• _Exercise details_
Wherever the word "SEEN" appears in a line, copy that line.

[START OF Records supplied]

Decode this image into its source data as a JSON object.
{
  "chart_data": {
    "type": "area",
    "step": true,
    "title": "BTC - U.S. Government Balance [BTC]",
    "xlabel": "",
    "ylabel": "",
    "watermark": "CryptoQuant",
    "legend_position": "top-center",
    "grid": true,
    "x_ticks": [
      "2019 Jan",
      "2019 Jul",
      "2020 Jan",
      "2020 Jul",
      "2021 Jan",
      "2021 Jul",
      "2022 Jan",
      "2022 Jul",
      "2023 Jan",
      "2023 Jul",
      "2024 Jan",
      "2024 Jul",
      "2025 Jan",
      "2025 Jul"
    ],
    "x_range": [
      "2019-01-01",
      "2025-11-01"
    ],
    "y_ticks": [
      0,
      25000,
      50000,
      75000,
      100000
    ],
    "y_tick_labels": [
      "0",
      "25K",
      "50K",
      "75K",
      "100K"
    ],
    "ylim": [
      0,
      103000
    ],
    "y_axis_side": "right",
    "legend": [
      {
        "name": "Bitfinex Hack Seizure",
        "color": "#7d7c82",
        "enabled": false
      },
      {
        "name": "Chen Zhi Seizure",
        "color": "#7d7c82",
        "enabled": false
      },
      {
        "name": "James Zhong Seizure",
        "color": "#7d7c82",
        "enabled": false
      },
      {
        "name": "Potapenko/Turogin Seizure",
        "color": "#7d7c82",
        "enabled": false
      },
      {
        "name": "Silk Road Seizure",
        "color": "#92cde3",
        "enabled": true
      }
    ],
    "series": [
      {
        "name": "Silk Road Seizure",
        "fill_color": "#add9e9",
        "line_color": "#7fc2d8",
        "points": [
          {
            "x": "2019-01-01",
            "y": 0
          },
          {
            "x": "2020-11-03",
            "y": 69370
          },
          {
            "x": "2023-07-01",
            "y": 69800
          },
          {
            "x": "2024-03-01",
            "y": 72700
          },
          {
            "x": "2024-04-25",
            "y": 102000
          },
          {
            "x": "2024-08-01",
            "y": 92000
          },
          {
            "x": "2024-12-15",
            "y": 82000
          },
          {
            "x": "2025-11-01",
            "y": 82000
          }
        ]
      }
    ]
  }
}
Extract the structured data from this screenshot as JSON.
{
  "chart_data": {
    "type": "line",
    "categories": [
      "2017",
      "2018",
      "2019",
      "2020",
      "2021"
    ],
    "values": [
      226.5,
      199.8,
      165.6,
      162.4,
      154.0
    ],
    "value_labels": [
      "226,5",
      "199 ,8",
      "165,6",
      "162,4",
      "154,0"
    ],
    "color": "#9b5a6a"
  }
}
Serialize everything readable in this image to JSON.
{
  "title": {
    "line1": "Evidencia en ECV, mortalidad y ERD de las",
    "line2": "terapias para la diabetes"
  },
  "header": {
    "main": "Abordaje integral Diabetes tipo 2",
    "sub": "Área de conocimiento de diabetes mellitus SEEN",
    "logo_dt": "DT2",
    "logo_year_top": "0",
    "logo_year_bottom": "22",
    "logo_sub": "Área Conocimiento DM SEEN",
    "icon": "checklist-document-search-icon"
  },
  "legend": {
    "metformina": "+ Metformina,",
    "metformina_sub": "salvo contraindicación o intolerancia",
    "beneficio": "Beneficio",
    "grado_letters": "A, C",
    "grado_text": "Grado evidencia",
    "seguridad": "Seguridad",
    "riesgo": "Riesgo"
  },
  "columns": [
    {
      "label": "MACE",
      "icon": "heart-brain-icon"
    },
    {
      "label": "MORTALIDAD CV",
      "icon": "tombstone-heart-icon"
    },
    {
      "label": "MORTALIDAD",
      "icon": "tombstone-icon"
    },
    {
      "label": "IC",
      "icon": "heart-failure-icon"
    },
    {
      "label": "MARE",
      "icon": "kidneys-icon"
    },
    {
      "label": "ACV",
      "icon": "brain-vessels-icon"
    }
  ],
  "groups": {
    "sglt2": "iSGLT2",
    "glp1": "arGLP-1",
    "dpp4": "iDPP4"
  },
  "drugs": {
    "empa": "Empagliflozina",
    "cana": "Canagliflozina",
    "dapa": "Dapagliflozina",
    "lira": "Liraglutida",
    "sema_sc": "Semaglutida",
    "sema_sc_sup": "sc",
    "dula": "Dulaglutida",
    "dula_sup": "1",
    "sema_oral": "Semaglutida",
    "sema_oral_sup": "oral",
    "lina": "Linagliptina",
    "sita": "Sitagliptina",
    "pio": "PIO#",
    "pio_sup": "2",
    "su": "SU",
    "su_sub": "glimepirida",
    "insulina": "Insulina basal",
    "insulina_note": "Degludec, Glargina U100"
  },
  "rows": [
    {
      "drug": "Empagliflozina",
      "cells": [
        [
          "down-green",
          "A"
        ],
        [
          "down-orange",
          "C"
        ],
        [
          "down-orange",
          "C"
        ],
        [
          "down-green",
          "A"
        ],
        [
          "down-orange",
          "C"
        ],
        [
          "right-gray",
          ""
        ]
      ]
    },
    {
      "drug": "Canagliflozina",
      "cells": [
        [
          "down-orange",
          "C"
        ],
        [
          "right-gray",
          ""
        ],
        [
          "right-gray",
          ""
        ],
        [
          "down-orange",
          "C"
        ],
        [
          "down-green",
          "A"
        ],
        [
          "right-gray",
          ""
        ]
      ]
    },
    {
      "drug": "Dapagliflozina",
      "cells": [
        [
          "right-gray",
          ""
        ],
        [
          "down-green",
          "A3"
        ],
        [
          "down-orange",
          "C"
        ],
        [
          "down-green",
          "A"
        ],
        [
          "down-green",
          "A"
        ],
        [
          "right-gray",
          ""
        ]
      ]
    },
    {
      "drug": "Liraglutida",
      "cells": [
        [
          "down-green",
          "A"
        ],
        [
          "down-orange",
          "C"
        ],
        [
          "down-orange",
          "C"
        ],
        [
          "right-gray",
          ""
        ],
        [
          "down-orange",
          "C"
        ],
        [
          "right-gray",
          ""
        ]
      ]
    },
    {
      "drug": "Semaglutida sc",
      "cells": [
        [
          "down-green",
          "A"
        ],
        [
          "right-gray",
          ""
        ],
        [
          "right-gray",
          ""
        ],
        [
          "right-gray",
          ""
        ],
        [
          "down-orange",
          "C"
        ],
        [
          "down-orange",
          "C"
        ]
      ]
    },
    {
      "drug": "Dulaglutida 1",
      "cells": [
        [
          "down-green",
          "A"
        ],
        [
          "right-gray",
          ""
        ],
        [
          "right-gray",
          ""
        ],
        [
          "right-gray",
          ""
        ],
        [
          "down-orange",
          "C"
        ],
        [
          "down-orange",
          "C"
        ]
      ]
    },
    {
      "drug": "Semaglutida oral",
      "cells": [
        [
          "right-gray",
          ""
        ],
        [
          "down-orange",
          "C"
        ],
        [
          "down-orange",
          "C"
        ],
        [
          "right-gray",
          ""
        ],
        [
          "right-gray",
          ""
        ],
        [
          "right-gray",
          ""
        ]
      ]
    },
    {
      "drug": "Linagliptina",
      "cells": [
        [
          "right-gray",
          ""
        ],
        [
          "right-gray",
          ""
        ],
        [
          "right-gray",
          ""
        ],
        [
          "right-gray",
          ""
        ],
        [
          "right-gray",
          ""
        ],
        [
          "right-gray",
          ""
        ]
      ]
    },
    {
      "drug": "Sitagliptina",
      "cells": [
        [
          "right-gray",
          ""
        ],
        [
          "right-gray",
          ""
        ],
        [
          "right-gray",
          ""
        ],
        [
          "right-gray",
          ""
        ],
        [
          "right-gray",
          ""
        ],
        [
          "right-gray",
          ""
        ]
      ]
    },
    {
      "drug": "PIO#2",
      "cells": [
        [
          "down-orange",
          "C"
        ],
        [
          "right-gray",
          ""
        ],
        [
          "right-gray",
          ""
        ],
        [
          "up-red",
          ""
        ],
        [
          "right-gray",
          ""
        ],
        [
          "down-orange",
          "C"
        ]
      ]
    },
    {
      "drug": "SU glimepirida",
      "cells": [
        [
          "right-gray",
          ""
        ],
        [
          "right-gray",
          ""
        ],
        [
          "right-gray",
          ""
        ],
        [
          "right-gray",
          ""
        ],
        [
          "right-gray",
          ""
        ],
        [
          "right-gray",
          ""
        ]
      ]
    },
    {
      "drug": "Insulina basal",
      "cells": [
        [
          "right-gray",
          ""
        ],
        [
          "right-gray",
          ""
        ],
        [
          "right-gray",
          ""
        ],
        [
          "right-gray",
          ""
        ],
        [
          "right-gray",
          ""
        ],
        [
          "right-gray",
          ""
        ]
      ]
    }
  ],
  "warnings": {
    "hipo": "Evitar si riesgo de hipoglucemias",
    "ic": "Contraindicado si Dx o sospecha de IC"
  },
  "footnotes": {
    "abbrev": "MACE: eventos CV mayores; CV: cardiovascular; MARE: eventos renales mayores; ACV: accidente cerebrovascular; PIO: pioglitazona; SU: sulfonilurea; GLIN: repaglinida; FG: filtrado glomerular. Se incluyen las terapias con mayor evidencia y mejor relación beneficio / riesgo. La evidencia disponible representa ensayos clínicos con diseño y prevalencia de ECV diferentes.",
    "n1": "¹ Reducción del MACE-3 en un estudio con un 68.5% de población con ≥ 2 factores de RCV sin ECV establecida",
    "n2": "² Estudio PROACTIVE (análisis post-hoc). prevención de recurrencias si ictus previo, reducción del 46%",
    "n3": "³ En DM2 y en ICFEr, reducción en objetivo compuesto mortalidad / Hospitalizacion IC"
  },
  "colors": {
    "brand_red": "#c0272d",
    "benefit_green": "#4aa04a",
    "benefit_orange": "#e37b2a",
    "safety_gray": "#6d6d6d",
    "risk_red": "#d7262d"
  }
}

[END OF Records supplied]

• _Output for this exercise_
    "sub": "Área de conocimiento de diabetes mellitus SEEN",
    "logo_sub": "Área Conocimiento DM SEEN",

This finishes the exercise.